Aim of the exercise: Check each line of the data for "parties" and select those that have it.

Source records:

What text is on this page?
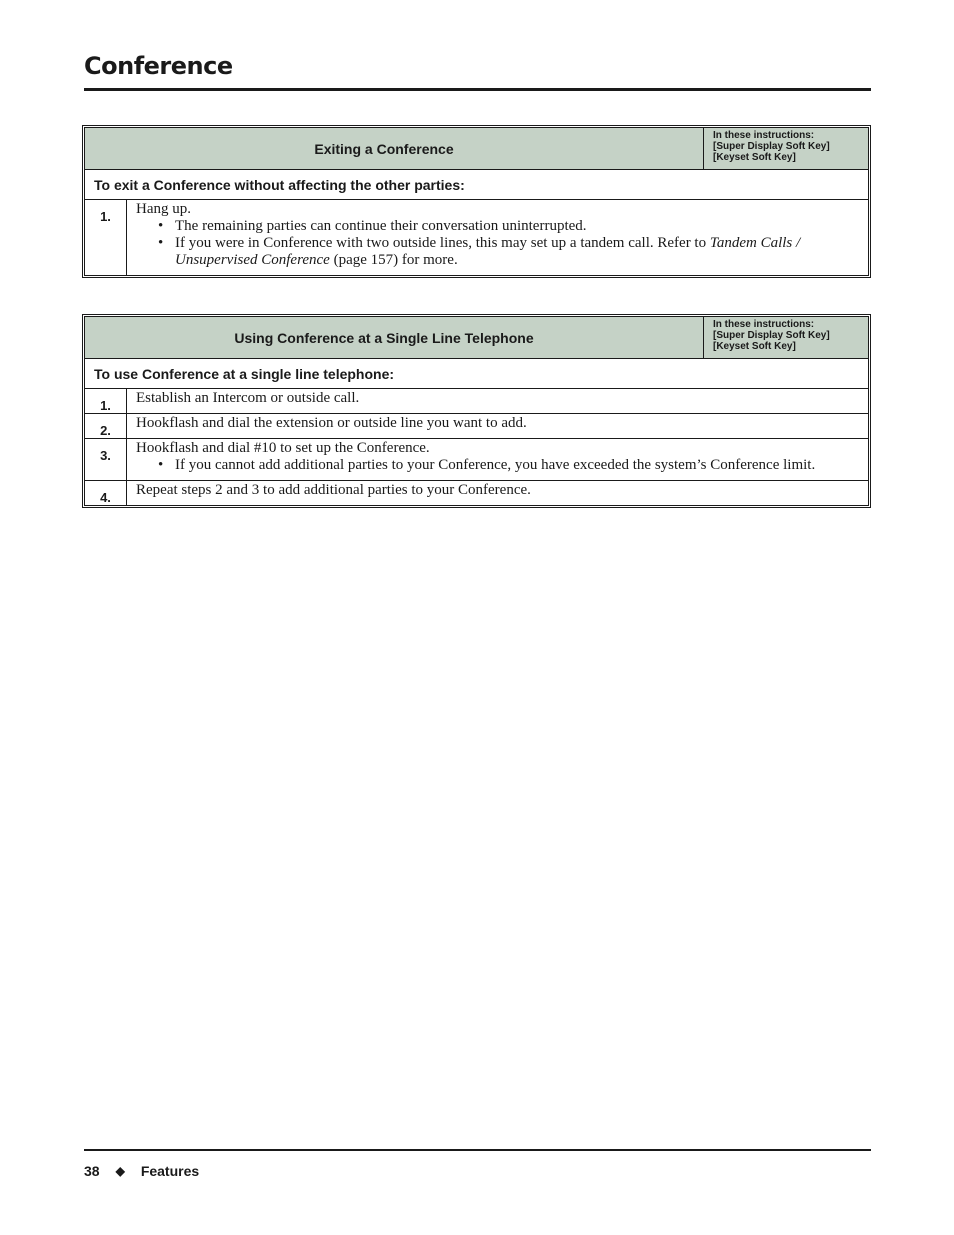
Conference
Exiting a Conference
In these instructions:
[Super Display Soft Key]
[Keyset Soft Key]
To exit a Conference without affecting the other parties:
1.	Hang up.
• The remaining parties can continue their conversation uninterrupted.
• If you were in Conference with two outside lines, this may set up a tandem call. Refer to Tandem Calls / Unsupervised Conference (page 157) for more.
Using Conference at a Single Line Telephone
In these instructions:
[Super Display Soft Key]
[Keyset Soft Key]
To use Conference at a single line telephone:
1.	Establish an Intercom or outside call.
2.	Hookflash and dial the extension or outside line you want to add.
3.	Hookflash and dial #10 to set up the Conference.
• If you cannot add additional parties to your Conference, you have exceeded the system’s Conference limit.
4.	Repeat steps 2 and 3 to add additional parties to your Conference.
38 ◆ Features
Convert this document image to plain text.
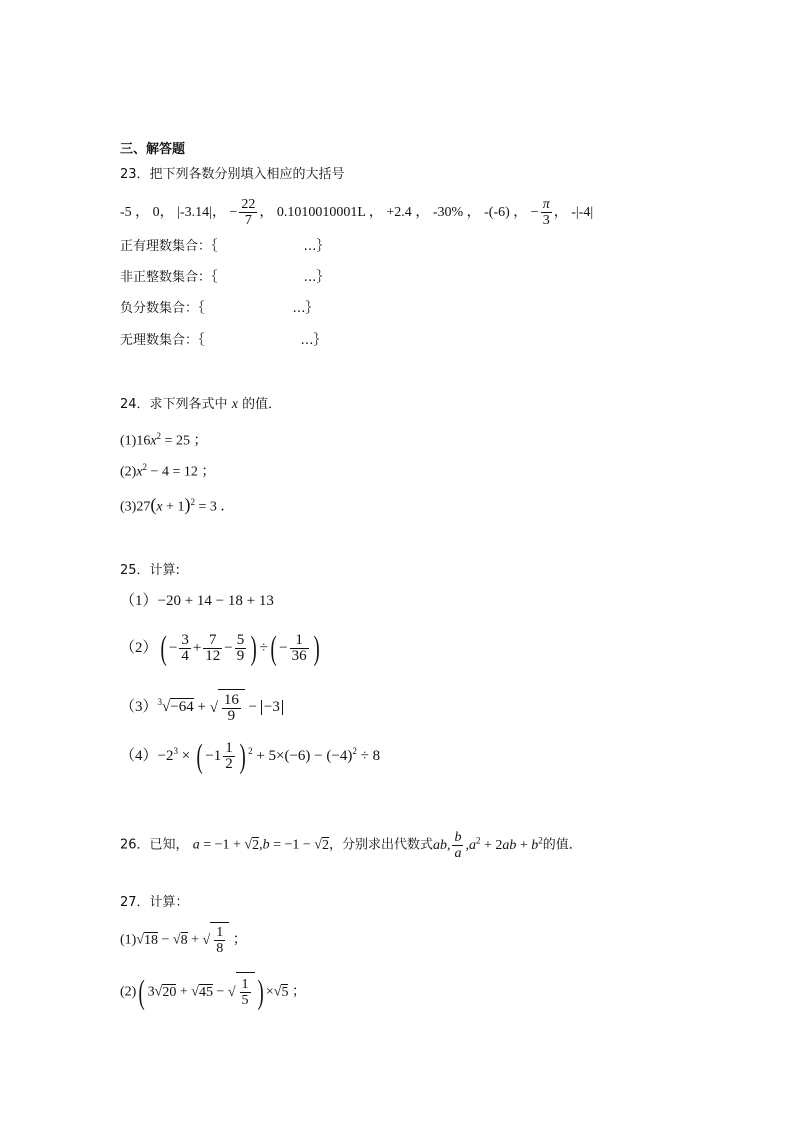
三、解答题
23．把下列各数分别填入相应的大括号
-5 ， 0， |-3.14|， − $\frac{22}{7}$ ， 0.1010010001L ， +2.4 ， -30% ， -(-6) ， − $\frac{\pi}{3}$ ， -|-4|
正有理数集合：｛	…｝
非正整数集合：｛	…｝
负分数集合：｛	…｝
无理数集合：｛	…｝
24．求下列各式中 x 的值．
$(1)16x^2 = 25$ ；
$(2)x^2 - 4 = 12$ ；
$(3)27(x + 1)^2 = 3$ ．
25．计算:
（1）−20 + 14 − 18 + 13
$(2)( - \frac{3}{4} + \frac{7}{12} - \frac{5}{9}$ ) ÷( − $\frac{1}{36}$ )
$(3)^3√-64$ + √ $\frac{16}{9} - -3$
$(4)-2^3$ × ( $-1 \frac{1}{2}$ ) $^2 + 5\times(-6) - (-4)^2 \div 8$
26．已知， a = −1 + √2,b = −1 − √2，分别求出代数式ab, $\frac{b}{a} ,a^2 + 2ab + b^2$的值．
27．计算：
(1)√18 − √8 + √ $\frac{1}{8}$ ；
(2)( 3√20 + √45 − √ $\frac{1}{5}$ ) ×√5 ；
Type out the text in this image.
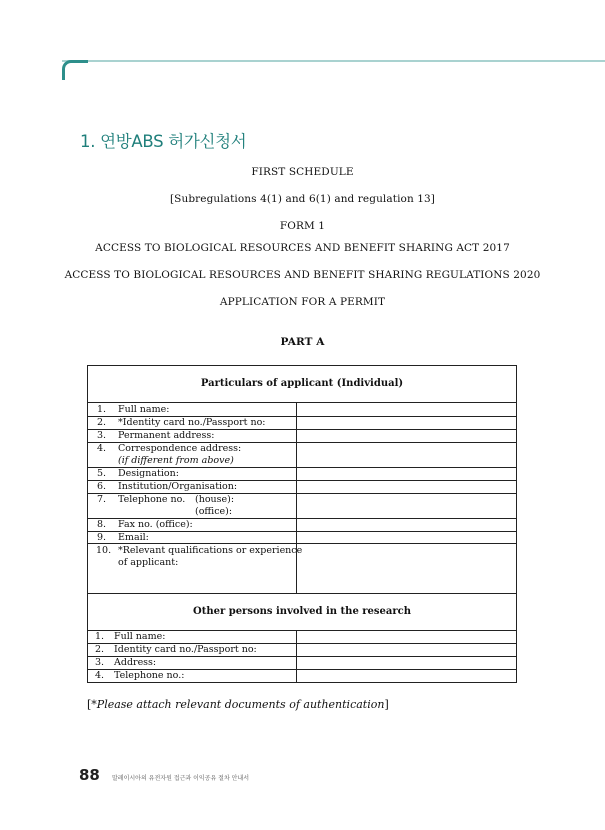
1. 연방ABS 허가신청서
FIRST SCHEDULE
[Subregulations 4(1) and 6(1) and regulation 13]
FORM 1
ACCESS TO BIOLOGICAL RESOURCES AND BENEFIT SHARING ACT 2017
ACCESS TO BIOLOGICAL RESOURCES AND BENEFIT SHARING REGULATIONS 2020
APPLICATION FOR A PERMIT
PART A
Particulars of applicant (Individual)
1. Full name:
2. *Identity card no./Passport no:
3. Permanent address:
4. Correspondence address:
(if different from above)
5. Designation:
6. Institution/Organisation:
7. Telephone no. (house):
(office):
8. Fax no. (office):
9. Email:
10. *Relevant qualifications or experience
of applicant:
Other persons involved in the research
1. Full name:
2. Identity card no./Passport no:
3. Address:
4. Telephone no.:
[*Please attach relevant documents of authentication]
88 말레이시아의 유전자원 접근과 이익공유 절차 안내서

Solution for this task:
To exit a Conference without affecting the other parties:
• The remaining parties can continue their conversation uninterrupted.
• If you cannot add additional parties to your Conference, you have exceeded the system’s Conference limit.
4.	Repeat steps 2 and 3 to add additional parties to your Conference.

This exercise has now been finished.